[Data excerpts]
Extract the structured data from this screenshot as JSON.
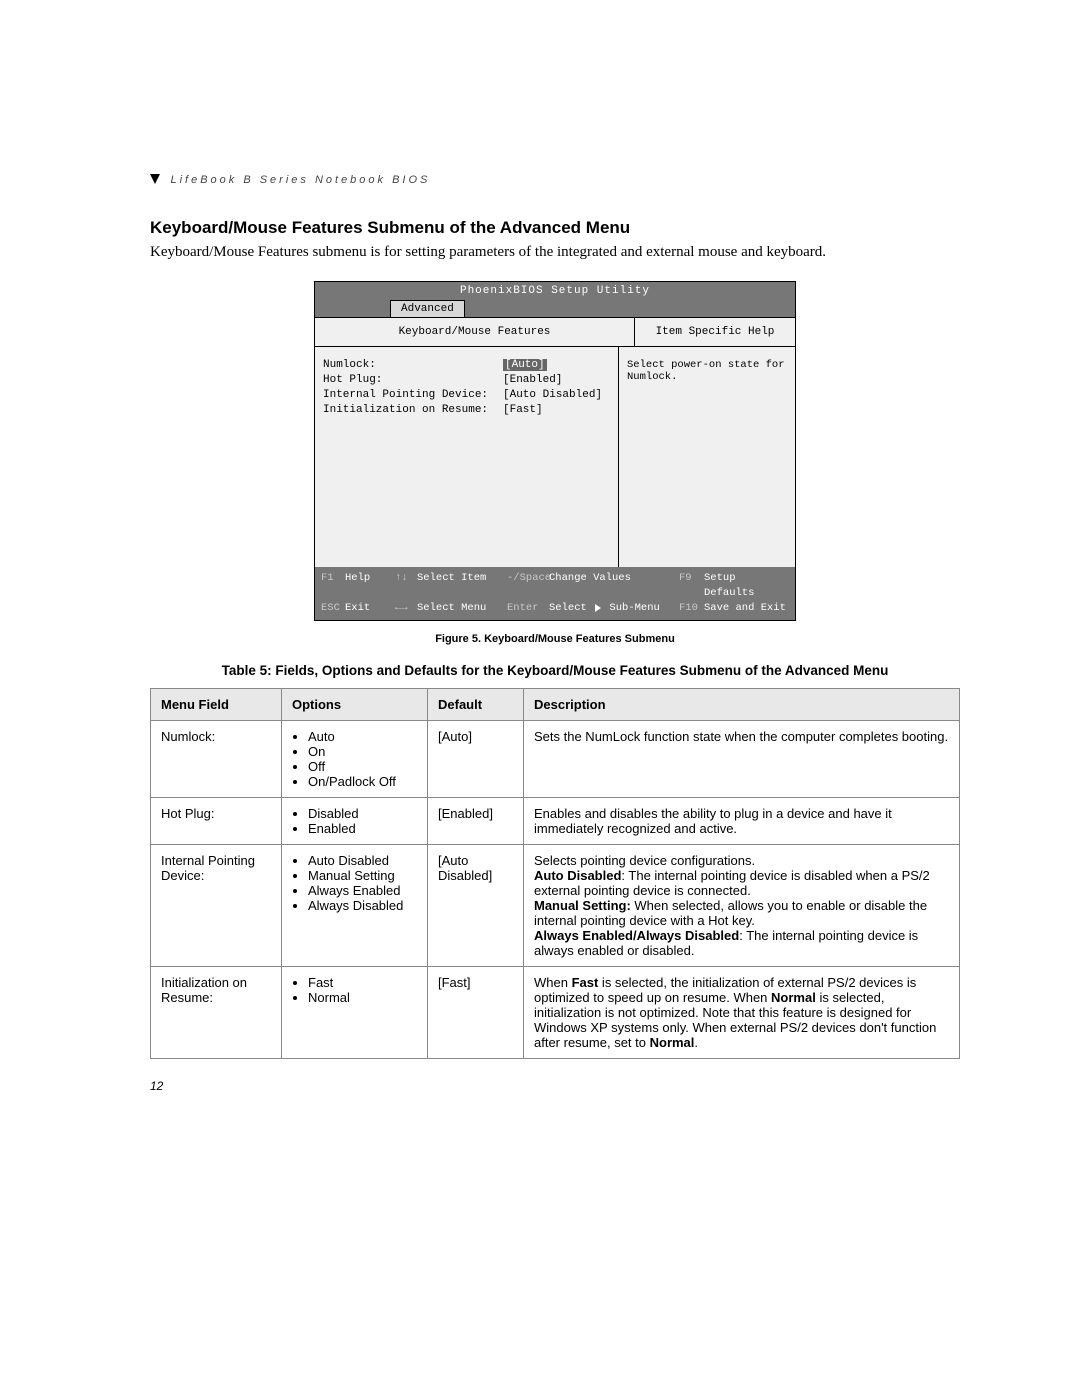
{
  "header": "LifeBook B Series Notebook BIOS",
  "section_title": "Keyboard/Mouse Features Submenu of the Advanced Menu",
  "intro": "Keyboard/Mouse Features submenu is for setting parameters of the integrated and external mouse and keyboard.",
  "bios": {
    "title": "PhoenixBIOS Setup Utility",
    "tab": "Advanced",
    "subheader_left": "Keyboard/Mouse Features",
    "subheader_right": "Item Specific Help",
    "rows": [
      {
        "label": "Numlock:",
        "value": "[Auto]",
        "hl": true
      },
      {
        "label": "Hot Plug:",
        "value": "[Enabled]",
        "hl": false
      },
      {
        "label": "Internal Pointing Device:",
        "value": "[Auto Disabled]",
        "hl": false
      },
      {
        "label": "Initialization on Resume:",
        "value": "[Fast]",
        "hl": false
      }
    ],
    "help_text": "Select power-on state for Numlock.",
    "footer": {
      "f1": "F1",
      "f1_label": "Help",
      "updown": "↑↓",
      "updown_label": "Select Item",
      "minus": "-/Space",
      "minus_label": "Change Values",
      "f9": "F9",
      "f9_label": "Setup Defaults",
      "esc": "ESC",
      "esc_label": "Exit",
      "leftright": "←→",
      "leftright_label": "Select Menu",
      "enter": "Enter",
      "enter_label": "Select ▶ Sub-Menu",
      "f10": "F10",
      "f10_label": "Save and Exit"
    }
  },
  "figure_caption": "Figure 5.  Keyboard/Mouse Features Submenu",
  "table_title": "Table 5: Fields, Options and Defaults for the Keyboard/Mouse Features Submenu of the Advanced Menu",
  "table": {
    "headers": [
      "Menu Field",
      "Options",
      "Default",
      "Description"
    ],
    "rows": [
      {
        "field": "Numlock:",
        "options": [
          "Auto",
          "On",
          "Off",
          "On/Padlock Off"
        ],
        "def": "[Auto]",
        "desc_plain": "Sets the NumLock function state when the computer completes booting."
      },
      {
        "field": "Hot Plug:",
        "options": [
          "Disabled",
          "Enabled"
        ],
        "def": "[Enabled]",
        "desc_plain": "Enables and disables the ability to plug in a device and have it immediately recognized and active."
      },
      {
        "field": "Internal Pointing Device:",
        "options": [
          "Auto Disabled",
          "Manual Setting",
          "Always Enabled",
          "Always Disabled"
        ],
        "def": "[Auto Disabled]",
        "desc_parts": {
          "p1": "Selects pointing device configurations.",
          "b1": "Auto Disabled",
          "t1": ":  The internal pointing device is disabled when a PS/2 external pointing device is connected.",
          "b2": "Manual Setting:",
          "t2": " When selected, allows you to enable or disable the internal pointing device with a Hot key.",
          "b3": "Always Enabled/Always Disabled",
          "t3": ": The internal pointing device is always enabled or disabled."
        }
      },
      {
        "field": "Initialization on Resume:",
        "options": [
          "Fast",
          "Normal"
        ],
        "def": "[Fast]",
        "desc_parts": {
          "p1": "When ",
          "b1": "Fast",
          "t1": " is selected, the initialization of external PS/2 devices is optimized to speed up on resume. When ",
          "b2": "Normal",
          "t2": " is selected, initialization is not optimized. Note that this feature is designed for Windows XP systems only. When external PS/2 devices don't function after resume, set to ",
          "b3": "Normal",
          "t3": "."
        }
      }
    ]
  },
  "page_number": "12"
}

WHAT IS NEEDED: Strip the images and reproduce the remaining records precisely.

OUTPUT:
Extract the structured data from this screenshot as JSON.
{
  "header": "LifeBook B Series Notebook BIOS",
  "section_title": "Keyboard/Mouse Features Submenu of the Advanced Menu",
  "intro": "Keyboard/Mouse Features submenu is for setting parameters of the integrated and external mouse and keyboard.",
  "bios": {
    "title": "PhoenixBIOS Setup Utility",
    "tab": "Advanced",
    "subheader_left": "Keyboard/Mouse Features",
    "subheader_right": "Item Specific Help",
    "rows": [
      {
        "label": "Numlock:",
        "value": "[Auto]",
        "hl": true
      },
      {
        "label": "Hot Plug:",
        "value": "[Enabled]",
        "hl": false
      },
      {
        "label": "Internal Pointing Device:",
        "value": "[Auto Disabled]",
        "hl": false
      },
      {
        "label": "Initialization on Resume:",
        "value": "[Fast]",
        "hl": false
      }
    ],
    "help_text": "Select power-on state for Numlock.",
    "footer": {
      "f1": "F1",
      "f1_label": "Help",
      "updown": "↑↓",
      "updown_label": "Select Item",
      "minus": "-/Space",
      "minus_label": "Change Values",
      "f9": "F9",
      "f9_label": "Setup Defaults",
      "esc": "ESC",
      "esc_label": "Exit",
      "leftright": "←→",
      "leftright_label": "Select Menu",
      "enter": "Enter",
      "enter_label": "Select ▶ Sub-Menu",
      "f10": "F10",
      "f10_label": "Save and Exit"
    }
  },
  "figure_caption": "Figure 5.  Keyboard/Mouse Features Submenu",
  "table_title": "Table 5: Fields, Options and Defaults for the Keyboard/Mouse Features Submenu of the Advanced Menu",
  "table": {
    "headers": [
      "Menu Field",
      "Options",
      "Default",
      "Description"
    ],
    "rows": [
      {
        "field": "Numlock:",
        "options": [
          "Auto",
          "On",
          "Off",
          "On/Padlock Off"
        ],
        "def": "[Auto]",
        "desc_plain": "Sets the NumLock function state when the computer completes booting."
      },
      {
        "field": "Hot Plug:",
        "options": [
          "Disabled",
          "Enabled"
        ],
        "def": "[Enabled]",
        "desc_plain": "Enables and disables the ability to plug in a device and have it immediately recognized and active."
      },
      {
        "field": "Internal Pointing Device:",
        "options": [
          "Auto Disabled",
          "Manual Setting",
          "Always Enabled",
          "Always Disabled"
        ],
        "def": "[Auto Disabled]",
        "desc_parts": {
          "p1": "Selects pointing device configurations.",
          "b1": "Auto Disabled",
          "t1": ":  The internal pointing device is disabled when a PS/2 external pointing device is connected.",
          "b2": "Manual Setting:",
          "t2": " When selected, allows you to enable or disable the internal pointing device with a Hot key.",
          "b3": "Always Enabled/Always Disabled",
          "t3": ": The internal pointing device is always enabled or disabled."
        }
      },
      {
        "field": "Initialization on Resume:",
        "options": [
          "Fast",
          "Normal"
        ],
        "def": "[Fast]",
        "desc_parts": {
          "p1": "When ",
          "b1": "Fast",
          "t1": " is selected, the initialization of external PS/2 devices is optimized to speed up on resume. When ",
          "b2": "Normal",
          "t2": " is selected, initialization is not optimized. Note that this feature is designed for Windows XP systems only. When external PS/2 devices don't function after resume, set to ",
          "b3": "Normal",
          "t3": "."
        }
      }
    ]
  },
  "page_number": "12"
}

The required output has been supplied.